[Stated problem]:
Each record must be retyped in full. No character may differ.

[Supplied material]:
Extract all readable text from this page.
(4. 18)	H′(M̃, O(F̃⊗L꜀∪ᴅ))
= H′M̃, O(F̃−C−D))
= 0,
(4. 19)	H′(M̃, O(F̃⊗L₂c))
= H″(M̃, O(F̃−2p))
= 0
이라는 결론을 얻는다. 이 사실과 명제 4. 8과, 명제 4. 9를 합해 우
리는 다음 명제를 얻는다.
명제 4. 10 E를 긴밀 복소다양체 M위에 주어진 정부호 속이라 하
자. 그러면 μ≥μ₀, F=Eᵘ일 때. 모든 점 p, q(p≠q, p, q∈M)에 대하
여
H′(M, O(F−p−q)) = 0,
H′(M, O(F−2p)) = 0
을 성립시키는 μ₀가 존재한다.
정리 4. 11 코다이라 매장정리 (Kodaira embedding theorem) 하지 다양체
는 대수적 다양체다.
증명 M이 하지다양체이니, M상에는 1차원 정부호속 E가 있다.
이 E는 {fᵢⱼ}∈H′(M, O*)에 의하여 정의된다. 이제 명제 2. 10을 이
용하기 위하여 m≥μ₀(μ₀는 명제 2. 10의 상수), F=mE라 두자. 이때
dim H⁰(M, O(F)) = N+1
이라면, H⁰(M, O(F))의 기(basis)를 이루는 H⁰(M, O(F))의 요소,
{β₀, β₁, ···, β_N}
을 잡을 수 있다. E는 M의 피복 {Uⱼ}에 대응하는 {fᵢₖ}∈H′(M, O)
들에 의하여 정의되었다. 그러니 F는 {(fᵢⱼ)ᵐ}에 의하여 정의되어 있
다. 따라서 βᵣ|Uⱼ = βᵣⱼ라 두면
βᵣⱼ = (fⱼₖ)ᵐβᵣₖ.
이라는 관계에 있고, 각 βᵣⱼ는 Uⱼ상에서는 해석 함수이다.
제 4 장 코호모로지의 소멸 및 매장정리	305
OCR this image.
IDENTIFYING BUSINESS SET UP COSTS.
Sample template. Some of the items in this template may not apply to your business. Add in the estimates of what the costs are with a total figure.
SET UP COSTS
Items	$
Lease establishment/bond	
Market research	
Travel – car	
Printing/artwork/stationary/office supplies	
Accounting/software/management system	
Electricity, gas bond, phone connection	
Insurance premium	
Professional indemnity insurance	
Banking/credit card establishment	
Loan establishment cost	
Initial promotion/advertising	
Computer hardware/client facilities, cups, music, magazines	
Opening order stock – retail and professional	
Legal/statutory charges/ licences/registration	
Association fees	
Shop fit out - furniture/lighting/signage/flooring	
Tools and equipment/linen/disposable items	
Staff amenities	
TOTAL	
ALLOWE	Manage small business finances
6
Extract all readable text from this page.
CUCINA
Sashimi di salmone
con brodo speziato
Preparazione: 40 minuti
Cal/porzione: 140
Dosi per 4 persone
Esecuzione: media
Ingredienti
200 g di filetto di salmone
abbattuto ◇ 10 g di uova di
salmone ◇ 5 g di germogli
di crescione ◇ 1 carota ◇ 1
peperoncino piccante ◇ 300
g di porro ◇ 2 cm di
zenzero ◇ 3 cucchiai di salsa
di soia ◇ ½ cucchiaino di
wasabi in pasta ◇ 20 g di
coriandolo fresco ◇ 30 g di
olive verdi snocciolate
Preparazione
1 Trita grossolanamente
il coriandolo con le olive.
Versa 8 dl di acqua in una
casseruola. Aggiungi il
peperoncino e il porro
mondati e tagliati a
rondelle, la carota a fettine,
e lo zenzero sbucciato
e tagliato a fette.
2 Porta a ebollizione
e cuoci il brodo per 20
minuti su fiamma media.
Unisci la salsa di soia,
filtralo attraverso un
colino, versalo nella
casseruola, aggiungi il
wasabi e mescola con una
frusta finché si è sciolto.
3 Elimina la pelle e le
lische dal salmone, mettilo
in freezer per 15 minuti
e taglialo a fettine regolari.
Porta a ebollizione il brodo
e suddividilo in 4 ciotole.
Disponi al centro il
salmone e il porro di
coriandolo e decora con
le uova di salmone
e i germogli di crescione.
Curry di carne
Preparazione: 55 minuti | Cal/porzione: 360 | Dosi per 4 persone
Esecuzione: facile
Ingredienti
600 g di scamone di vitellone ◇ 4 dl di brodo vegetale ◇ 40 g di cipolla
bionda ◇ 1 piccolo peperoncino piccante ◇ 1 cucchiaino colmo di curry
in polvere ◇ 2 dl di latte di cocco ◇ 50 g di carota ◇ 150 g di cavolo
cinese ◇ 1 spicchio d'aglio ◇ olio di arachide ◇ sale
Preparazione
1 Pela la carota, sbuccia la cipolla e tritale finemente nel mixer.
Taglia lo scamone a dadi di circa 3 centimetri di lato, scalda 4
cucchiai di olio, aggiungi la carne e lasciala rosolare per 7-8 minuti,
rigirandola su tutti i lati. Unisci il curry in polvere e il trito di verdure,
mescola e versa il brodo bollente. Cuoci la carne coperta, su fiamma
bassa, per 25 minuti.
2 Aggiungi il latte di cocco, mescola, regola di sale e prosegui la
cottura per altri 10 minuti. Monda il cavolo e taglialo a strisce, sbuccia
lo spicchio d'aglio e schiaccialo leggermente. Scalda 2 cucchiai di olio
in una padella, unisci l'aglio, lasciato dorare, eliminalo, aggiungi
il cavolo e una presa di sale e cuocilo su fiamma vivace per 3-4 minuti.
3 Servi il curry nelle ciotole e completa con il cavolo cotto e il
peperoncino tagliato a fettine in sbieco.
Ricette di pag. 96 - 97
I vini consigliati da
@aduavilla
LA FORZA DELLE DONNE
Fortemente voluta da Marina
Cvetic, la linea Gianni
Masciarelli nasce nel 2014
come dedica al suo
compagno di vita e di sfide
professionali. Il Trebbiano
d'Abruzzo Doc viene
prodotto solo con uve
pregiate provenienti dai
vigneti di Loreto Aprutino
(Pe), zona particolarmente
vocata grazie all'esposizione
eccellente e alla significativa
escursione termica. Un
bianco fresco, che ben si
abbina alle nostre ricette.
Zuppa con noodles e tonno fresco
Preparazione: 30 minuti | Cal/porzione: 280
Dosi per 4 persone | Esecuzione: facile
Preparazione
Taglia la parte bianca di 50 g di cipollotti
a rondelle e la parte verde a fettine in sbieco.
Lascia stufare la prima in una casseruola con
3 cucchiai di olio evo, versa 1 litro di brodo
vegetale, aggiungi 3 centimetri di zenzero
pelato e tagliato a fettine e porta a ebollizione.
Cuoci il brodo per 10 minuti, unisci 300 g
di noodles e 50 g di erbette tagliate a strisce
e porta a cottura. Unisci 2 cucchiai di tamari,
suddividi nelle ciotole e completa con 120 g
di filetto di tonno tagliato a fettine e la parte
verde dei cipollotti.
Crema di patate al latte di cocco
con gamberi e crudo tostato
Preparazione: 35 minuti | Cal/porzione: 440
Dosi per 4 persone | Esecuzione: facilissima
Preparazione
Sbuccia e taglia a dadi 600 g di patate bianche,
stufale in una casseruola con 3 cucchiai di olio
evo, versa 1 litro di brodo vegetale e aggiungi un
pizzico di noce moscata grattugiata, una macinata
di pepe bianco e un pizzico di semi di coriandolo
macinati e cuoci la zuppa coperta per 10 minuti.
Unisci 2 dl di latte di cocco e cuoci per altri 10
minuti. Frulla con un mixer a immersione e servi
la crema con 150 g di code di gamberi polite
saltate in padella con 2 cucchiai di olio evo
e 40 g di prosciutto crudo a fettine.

[Task solution]:
Extract all readable text from this page.
(4. 18)	H′(M̃, O(F̃⊗L꜀∪ᴅ))
= H′M̃, O(F̃−C−D))
= 0,
(4. 19)	H′(M̃, O(F̃⊗L₂c))
= H″(M̃, O(F̃−2p))
= 0
이라는 결론을 얻는다. 이 사실과 명제 4. 8과, 명제 4. 9를 합해 우
리는 다음 명제를 얻는다.
명제 4. 10 E를 긴밀 복소다양체 M위에 주어진 정부호 속이라 하
자. 그러면 μ≥μ₀, F=Eᵘ일 때. 모든 점 p, q(p≠q, p, q∈M)에 대하
여
H′(M, O(F−p−q)) = 0,
H′(M, O(F−2p)) = 0
을 성립시키는 μ₀가 존재한다.
정리 4. 11 코다이라 매장정리 (Kodaira embedding theorem) 하지 다양체
는 대수적 다양체다.
증명 M이 하지다양체이니, M상에는 1차원 정부호속 E가 있다.
이 E는 {fᵢⱼ}∈H′(M, O*)에 의하여 정의된다. 이제 명제 2. 10을 이
용하기 위하여 m≥μ₀(μ₀는 명제 2. 10의 상수), F=mE라 두자. 이때
dim H⁰(M, O(F)) = N+1
이라면, H⁰(M, O(F))의 기(basis)를 이루는 H⁰(M, O(F))의 요소,
{β₀, β₁, ···, β_N}
을 잡을 수 있다. E는 M의 피복 {Uⱼ}에 대응하는 {fᵢₖ}∈H′(M, O)
들에 의하여 정의되었다. 그러니 F는 {(fᵢⱼ)ᵐ}에 의하여 정의되어 있
다. 따라서 βᵣ|Uⱼ = βᵣⱼ라 두면
βᵣⱼ = (fⱼₖ)ᵐβᵣₖ.
이라는 관계에 있고, 각 βᵣⱼ는 Uⱼ상에서는 해석 함수이다.
제 4 장 코호모로지의 소멸 및 매장정리	305
OCR this image.
IDENTIFYING BUSINESS SET UP COSTS.
Sample template. Some of the items in this template may not apply to your business. Add in the estimates of what the costs are with a total figure.
SET UP COSTS
Items	$
Lease establishment/bond	
Market research	
Travel – car	
Printing/artwork/stationary/office supplies	
Accounting/software/management system	
Electricity, gas bond, phone connection	
Insurance premium	
Professional indemnity insurance	
Banking/credit card establishment	
Loan establishment cost	
Initial promotion/advertising	
Computer hardware/client facilities, cups, music, magazines	
Opening order stock – retail and professional	
Legal/statutory charges/ licences/registration	
Association fees	
Shop fit out - furniture/lighting/signage/flooring	
Tools and equipment/linen/disposable items	
Staff amenities	
TOTAL	
ALLOWE	Manage small business finances
6
Extract all readable text from this page.
CUCINA
Sashimi di salmone
con brodo speziato
Preparazione: 40 minuti
Cal/porzione: 140
Dosi per 4 persone
Esecuzione: media
Ingredienti
200 g di filetto di salmone
abbattuto ◇ 10 g di uova di
salmone ◇ 5 g di germogli
di crescione ◇ 1 carota ◇ 1
peperoncino piccante ◇ 300
g di porro ◇ 2 cm di
zenzero ◇ 3 cucchiai di salsa
di soia ◇ ½ cucchiaino di
wasabi in pasta ◇ 20 g di
coriandolo fresco ◇ 30 g di
olive verdi snocciolate
Preparazione
1 Trita grossolanamente
il coriandolo con le olive.
Versa 8 dl di acqua in una
casseruola. Aggiungi il
peperoncino e il porro
mondati e tagliati a
rondelle, la carota a fettine,
e lo zenzero sbucciato
e tagliato a fette.
2 Porta a ebollizione
e cuoci il brodo per 20
minuti su fiamma media.
Unisci la salsa di soia,
filtralo attraverso un
colino, versalo nella
casseruola, aggiungi il
wasabi e mescola con una
frusta finché si è sciolto.
3 Elimina la pelle e le
lische dal salmone, mettilo
in freezer per 15 minuti
e taglialo a fettine regolari.
Porta a ebollizione il brodo
e suddividilo in 4 ciotole.
Disponi al centro il
salmone e il porro di
coriandolo e decora con
le uova di salmone
e i germogli di crescione.
Curry di carne
Preparazione: 55 minuti | Cal/porzione: 360 | Dosi per 4 persone
Esecuzione: facile
Ingredienti
600 g di scamone di vitellone ◇ 4 dl di brodo vegetale ◇ 40 g di cipolla
bionda ◇ 1 piccolo peperoncino piccante ◇ 1 cucchiaino colmo di curry
in polvere ◇ 2 dl di latte di cocco ◇ 50 g di carota ◇ 150 g di cavolo
cinese ◇ 1 spicchio d'aglio ◇ olio di arachide ◇ sale
Preparazione
1 Pela la carota, sbuccia la cipolla e tritale finemente nel mixer.
Taglia lo scamone a dadi di circa 3 centimetri di lato, scalda 4
cucchiai di olio, aggiungi la carne e lasciala rosolare per 7-8 minuti,
rigirandola su tutti i lati. Unisci il curry in polvere e il trito di verdure,
mescola e versa il brodo bollente. Cuoci la carne coperta, su fiamma
bassa, per 25 minuti.
2 Aggiungi il latte di cocco, mescola, regola di sale e prosegui la
cottura per altri 10 minuti. Monda il cavolo e taglialo a strisce, sbuccia
lo spicchio d'aglio e schiaccialo leggermente. Scalda 2 cucchiai di olio
in una padella, unisci l'aglio, lasciato dorare, eliminalo, aggiungi
il cavolo e una presa di sale e cuocilo su fiamma vivace per 3-4 minuti.
3 Servi il curry nelle ciotole e completa con il cavolo cotto e il
peperoncino tagliato a fettine in sbieco.
Ricette di pag. 96 - 97
I vini consigliati da
@aduavilla
LA FORZA DELLE DONNE
Fortemente voluta da Marina
Cvetic, la linea Gianni
Masciarelli nasce nel 2014
come dedica al suo
compagno di vita e di sfide
professionali. Il Trebbiano
d'Abruzzo Doc viene
prodotto solo con uve
pregiate provenienti dai
vigneti di Loreto Aprutino
(Pe), zona particolarmente
vocata grazie all'esposizione
eccellente e alla significativa
escursione termica. Un
bianco fresco, che ben si
abbina alle nostre ricette.
Zuppa con noodles e tonno fresco
Preparazione: 30 minuti | Cal/porzione: 280
Dosi per 4 persone | Esecuzione: facile
Preparazione
Taglia la parte bianca di 50 g di cipollotti
a rondelle e la parte verde a fettine in sbieco.
Lascia stufare la prima in una casseruola con
3 cucchiai di olio evo, versa 1 litro di brodo
vegetale, aggiungi 3 centimetri di zenzero
pelato e tagliato a fettine e porta a ebollizione.
Cuoci il brodo per 10 minuti, unisci 300 g
di noodles e 50 g di erbette tagliate a strisce
e porta a cottura. Unisci 2 cucchiai di tamari,
suddividi nelle ciotole e completa con 120 g
di filetto di tonno tagliato a fettine e la parte
verde dei cipollotti.
Crema di patate al latte di cocco
con gamberi e crudo tostato
Preparazione: 35 minuti | Cal/porzione: 440
Dosi per 4 persone | Esecuzione: facilissima
Preparazione
Sbuccia e taglia a dadi 600 g di patate bianche,
stufale in una casseruola con 3 cucchiai di olio
evo, versa 1 litro di brodo vegetale e aggiungi un
pizzico di noce moscata grattugiata, una macinata
di pepe bianco e un pizzico di semi di coriandolo
macinati e cuoci la zuppa coperta per 10 minuti.
Unisci 2 dl di latte di cocco e cuoci per altri 10
minuti. Frulla con un mixer a immersione e servi
la crema con 150 g di code di gamberi polite
saltate in padella con 2 cucchiai di olio evo
e 40 g di prosciutto crudo a fettine.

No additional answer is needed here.